Note each line where "法人和其他组织的合法权益" appears, and copy it.
-- BEGIN GIVEN DATA --
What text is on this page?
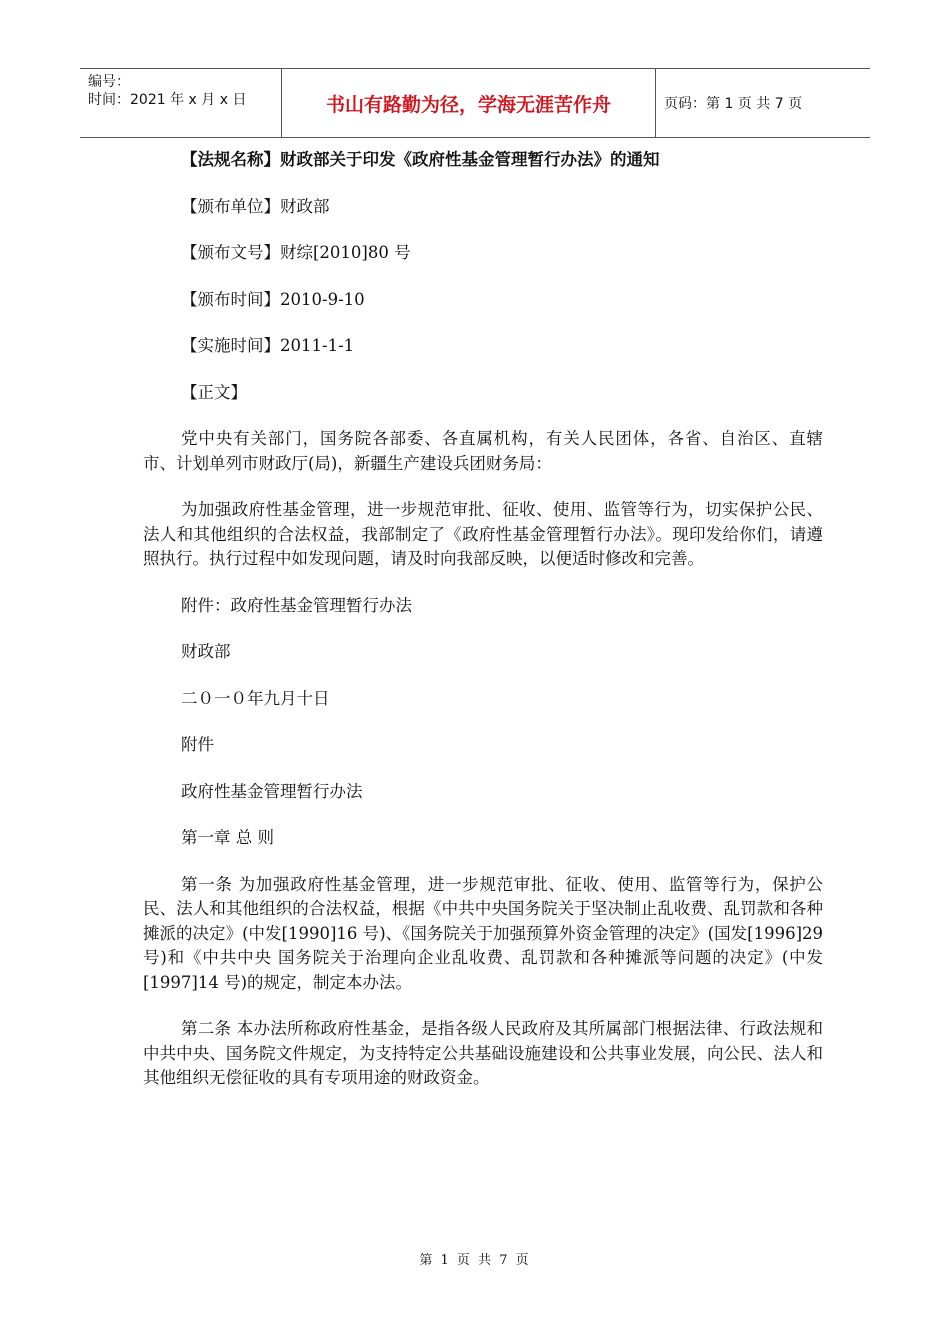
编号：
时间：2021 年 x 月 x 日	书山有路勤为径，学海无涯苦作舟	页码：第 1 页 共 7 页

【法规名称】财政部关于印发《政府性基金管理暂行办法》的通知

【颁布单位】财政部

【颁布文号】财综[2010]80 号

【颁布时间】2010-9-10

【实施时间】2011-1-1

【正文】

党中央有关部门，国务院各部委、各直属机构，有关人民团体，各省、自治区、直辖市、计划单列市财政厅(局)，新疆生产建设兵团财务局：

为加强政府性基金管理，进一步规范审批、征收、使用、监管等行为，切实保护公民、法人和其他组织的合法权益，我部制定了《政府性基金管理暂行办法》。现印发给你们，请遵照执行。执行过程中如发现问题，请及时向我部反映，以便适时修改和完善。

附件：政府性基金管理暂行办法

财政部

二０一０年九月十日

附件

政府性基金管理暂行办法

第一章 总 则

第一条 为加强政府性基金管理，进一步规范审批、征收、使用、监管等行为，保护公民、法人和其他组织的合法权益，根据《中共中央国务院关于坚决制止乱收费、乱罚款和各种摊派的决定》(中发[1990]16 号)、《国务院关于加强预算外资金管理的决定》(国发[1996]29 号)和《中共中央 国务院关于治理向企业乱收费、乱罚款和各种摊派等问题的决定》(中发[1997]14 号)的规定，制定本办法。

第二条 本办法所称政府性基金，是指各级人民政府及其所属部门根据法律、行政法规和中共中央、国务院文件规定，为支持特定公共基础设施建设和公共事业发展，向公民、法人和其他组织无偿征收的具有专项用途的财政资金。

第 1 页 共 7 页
-- END GIVEN DATA --
-- BEGIN GIVEN DATA --
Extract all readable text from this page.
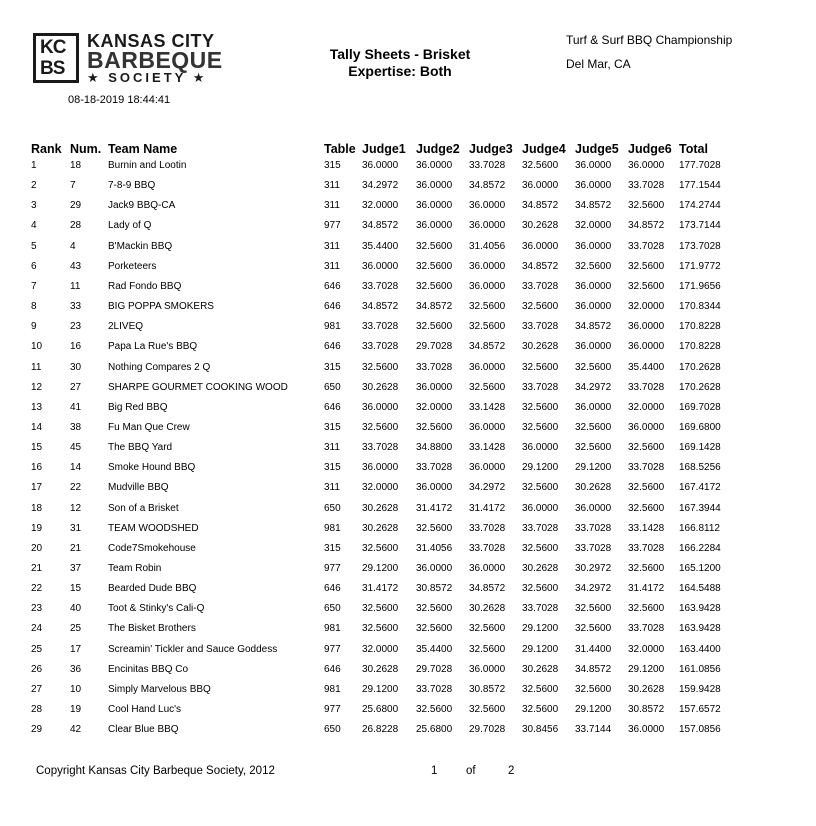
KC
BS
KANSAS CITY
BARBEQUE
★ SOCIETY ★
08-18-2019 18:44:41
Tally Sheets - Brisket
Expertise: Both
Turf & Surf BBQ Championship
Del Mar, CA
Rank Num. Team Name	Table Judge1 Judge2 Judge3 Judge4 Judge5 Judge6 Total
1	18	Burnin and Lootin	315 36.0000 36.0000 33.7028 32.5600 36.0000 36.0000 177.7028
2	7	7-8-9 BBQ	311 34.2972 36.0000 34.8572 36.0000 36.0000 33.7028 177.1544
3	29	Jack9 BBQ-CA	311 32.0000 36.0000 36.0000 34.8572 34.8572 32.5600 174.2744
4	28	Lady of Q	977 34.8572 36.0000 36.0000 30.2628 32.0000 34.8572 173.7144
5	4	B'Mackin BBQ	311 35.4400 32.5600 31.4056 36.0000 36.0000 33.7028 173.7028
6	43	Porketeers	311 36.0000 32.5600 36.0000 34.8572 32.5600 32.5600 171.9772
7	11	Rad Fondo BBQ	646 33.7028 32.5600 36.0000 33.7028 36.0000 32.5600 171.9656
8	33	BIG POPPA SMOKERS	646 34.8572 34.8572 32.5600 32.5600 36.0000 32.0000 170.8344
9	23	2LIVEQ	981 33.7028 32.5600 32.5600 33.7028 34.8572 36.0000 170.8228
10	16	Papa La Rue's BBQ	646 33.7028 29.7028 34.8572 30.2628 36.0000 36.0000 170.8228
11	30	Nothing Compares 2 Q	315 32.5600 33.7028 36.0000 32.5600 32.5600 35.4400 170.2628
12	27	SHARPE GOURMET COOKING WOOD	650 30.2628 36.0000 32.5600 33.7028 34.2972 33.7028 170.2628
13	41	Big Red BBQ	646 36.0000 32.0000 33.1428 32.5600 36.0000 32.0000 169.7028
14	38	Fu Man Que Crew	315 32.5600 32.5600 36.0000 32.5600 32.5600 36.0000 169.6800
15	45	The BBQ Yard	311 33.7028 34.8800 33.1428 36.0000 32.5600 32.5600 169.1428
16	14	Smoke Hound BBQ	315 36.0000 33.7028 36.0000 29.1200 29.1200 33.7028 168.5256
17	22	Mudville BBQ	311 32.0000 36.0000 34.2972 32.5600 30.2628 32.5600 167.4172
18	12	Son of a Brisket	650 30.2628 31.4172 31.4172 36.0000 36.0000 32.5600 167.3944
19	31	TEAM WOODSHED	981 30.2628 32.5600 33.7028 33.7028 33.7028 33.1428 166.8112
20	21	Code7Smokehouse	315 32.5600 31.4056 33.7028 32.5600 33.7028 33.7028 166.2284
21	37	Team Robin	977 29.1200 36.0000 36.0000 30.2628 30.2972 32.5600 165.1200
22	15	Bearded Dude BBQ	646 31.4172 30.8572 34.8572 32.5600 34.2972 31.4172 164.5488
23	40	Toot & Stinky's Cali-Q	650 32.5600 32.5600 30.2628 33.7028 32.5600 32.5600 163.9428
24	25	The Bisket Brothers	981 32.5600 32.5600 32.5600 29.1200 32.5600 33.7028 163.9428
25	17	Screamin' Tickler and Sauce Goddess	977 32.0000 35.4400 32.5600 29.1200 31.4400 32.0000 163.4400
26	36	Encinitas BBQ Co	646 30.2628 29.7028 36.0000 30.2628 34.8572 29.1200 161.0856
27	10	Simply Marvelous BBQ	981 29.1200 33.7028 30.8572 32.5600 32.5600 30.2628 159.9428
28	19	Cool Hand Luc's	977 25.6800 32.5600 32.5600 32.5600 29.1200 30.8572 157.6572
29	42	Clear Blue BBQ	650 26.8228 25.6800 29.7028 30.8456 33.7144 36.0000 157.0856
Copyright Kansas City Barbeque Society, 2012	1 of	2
-- END GIVEN DATA --
RESPONSE TO THIS EXERCISE
为加强政府性基金管理，进一步规范审批、征收、使用、监管等行为，切实保护公民、法人和其他组织的合法权益，我部制定了《政府性基金管理暂行办法》。现印发给你们，请遵照执行。执行过程中如发现问题，请及时向我部反映，以便适时修改和完善。
第一条 为加强政府性基金管理，进一步规范审批、征收、使用、监管等行为，保护公民、法人和其他组织的合法权益，根据《中共中央国务院关于坚决制止乱收费、乱罚款和各种摊派的决定》(中发[1990]16 号)、《国务院关于加强预算外资金管理的决定》(国发[1996]29 号)和《中共中央 国务院关于治理向企业乱收费、乱罚款和各种摊派等问题的决定》(中发[1997]14 号)的规定，制定本办法。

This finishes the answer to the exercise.